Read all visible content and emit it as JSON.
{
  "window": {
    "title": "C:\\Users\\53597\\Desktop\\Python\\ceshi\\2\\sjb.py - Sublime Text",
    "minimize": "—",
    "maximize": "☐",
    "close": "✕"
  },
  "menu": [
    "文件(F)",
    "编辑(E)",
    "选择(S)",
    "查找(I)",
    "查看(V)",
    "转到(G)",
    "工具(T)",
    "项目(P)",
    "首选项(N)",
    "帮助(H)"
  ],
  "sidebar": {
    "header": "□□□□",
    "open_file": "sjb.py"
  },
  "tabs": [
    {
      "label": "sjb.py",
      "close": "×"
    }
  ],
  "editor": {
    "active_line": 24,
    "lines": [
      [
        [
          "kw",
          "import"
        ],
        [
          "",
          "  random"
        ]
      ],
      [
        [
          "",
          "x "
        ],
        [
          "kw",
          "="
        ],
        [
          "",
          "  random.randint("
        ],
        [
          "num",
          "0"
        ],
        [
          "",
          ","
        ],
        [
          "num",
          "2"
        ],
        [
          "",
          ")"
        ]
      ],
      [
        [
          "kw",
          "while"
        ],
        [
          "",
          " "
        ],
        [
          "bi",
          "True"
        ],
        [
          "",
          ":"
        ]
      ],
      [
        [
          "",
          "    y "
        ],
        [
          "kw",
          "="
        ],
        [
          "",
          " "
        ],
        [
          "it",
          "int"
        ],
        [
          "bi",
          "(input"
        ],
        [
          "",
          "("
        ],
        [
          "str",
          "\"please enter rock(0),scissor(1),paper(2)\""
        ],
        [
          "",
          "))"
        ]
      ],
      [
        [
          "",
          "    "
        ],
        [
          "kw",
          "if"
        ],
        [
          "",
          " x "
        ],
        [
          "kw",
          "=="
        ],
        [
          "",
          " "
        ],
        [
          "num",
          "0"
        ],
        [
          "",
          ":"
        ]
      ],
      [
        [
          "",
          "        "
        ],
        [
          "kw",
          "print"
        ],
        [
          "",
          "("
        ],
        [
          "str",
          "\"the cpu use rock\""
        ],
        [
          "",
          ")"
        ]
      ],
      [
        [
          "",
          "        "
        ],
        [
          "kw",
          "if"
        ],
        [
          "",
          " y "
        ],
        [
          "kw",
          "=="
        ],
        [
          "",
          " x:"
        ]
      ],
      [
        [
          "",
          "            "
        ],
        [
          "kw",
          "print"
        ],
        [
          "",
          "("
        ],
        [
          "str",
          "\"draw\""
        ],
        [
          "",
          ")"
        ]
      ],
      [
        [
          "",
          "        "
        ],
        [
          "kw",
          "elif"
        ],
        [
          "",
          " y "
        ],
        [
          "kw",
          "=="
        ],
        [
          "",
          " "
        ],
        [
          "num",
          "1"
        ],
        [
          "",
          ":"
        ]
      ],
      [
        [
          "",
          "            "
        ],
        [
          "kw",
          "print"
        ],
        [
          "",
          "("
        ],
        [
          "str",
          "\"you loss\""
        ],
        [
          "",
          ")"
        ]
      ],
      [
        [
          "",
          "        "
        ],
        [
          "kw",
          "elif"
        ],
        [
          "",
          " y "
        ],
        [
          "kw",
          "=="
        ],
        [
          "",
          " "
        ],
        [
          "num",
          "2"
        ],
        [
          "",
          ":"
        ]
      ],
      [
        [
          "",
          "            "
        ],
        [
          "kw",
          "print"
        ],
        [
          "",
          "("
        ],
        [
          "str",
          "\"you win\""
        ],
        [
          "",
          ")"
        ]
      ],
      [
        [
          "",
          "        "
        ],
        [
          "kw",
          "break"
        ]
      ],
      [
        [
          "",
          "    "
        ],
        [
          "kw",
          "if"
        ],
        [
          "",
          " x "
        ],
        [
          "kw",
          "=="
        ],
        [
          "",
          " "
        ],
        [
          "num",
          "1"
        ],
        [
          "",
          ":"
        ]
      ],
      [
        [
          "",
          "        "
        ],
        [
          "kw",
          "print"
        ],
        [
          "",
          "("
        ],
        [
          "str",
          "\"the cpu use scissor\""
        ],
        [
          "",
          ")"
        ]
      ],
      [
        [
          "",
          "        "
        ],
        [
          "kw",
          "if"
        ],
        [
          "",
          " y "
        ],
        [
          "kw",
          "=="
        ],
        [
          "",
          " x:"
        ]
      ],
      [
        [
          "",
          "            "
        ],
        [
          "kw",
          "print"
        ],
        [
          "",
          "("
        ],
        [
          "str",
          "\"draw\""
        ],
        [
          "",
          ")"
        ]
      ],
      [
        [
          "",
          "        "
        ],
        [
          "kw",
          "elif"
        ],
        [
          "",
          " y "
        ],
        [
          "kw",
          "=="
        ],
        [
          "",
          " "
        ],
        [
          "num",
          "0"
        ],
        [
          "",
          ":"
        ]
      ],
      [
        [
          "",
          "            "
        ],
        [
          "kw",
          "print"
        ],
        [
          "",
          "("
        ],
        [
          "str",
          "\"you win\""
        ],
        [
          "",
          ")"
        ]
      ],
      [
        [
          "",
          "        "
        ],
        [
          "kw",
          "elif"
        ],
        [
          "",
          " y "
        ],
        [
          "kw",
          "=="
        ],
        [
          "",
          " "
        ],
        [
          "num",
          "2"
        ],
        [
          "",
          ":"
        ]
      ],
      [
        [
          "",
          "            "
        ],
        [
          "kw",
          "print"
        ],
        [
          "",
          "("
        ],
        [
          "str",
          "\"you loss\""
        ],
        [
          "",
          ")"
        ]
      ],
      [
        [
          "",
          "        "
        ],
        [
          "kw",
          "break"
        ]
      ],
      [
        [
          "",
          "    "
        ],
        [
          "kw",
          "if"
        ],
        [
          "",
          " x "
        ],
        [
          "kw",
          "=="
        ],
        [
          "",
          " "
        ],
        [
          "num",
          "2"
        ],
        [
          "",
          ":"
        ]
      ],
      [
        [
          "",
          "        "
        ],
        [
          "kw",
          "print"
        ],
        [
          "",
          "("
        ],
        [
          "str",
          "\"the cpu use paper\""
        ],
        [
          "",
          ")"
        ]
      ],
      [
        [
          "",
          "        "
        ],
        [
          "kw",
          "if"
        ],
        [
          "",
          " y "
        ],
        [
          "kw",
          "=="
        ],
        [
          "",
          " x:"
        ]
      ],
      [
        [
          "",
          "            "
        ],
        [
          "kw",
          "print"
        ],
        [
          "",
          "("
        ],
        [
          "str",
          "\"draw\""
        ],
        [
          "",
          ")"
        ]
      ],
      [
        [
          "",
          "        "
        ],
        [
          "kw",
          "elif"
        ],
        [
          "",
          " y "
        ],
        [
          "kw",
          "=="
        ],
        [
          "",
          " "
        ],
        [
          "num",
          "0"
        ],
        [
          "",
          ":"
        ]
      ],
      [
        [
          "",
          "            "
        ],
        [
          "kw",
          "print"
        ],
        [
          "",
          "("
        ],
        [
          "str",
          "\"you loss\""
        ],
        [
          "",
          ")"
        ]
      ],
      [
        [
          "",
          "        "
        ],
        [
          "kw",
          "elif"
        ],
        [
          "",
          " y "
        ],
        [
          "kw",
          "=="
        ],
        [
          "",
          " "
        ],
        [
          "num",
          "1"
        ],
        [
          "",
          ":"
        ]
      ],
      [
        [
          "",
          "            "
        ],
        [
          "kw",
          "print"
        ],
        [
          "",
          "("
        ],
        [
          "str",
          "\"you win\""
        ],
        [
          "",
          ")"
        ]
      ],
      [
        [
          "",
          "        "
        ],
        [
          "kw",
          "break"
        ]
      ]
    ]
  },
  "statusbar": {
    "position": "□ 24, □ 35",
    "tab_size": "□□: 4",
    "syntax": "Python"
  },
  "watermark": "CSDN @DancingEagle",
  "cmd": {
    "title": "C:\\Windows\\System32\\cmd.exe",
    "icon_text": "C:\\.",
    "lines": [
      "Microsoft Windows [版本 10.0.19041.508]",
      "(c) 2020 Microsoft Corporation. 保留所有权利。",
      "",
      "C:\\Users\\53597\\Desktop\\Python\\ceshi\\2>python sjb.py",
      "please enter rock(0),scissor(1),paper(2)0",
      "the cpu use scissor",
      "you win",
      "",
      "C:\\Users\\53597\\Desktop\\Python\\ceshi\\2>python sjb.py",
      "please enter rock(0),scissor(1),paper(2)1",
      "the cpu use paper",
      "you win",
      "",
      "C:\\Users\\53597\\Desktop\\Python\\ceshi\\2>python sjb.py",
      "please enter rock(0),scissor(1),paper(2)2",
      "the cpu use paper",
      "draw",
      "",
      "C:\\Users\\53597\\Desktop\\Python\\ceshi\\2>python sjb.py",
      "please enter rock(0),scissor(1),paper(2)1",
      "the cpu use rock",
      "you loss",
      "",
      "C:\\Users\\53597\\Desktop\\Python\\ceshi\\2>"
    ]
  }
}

====================

▸ **Problem requirements**
Gather all lines where the word "Windows" appears.

▸ **Problem solution**
    "title": "C:\\Windows\\System32\\cmd.exe",
      "Microsoft Windows [版本 10.0.19041.508]",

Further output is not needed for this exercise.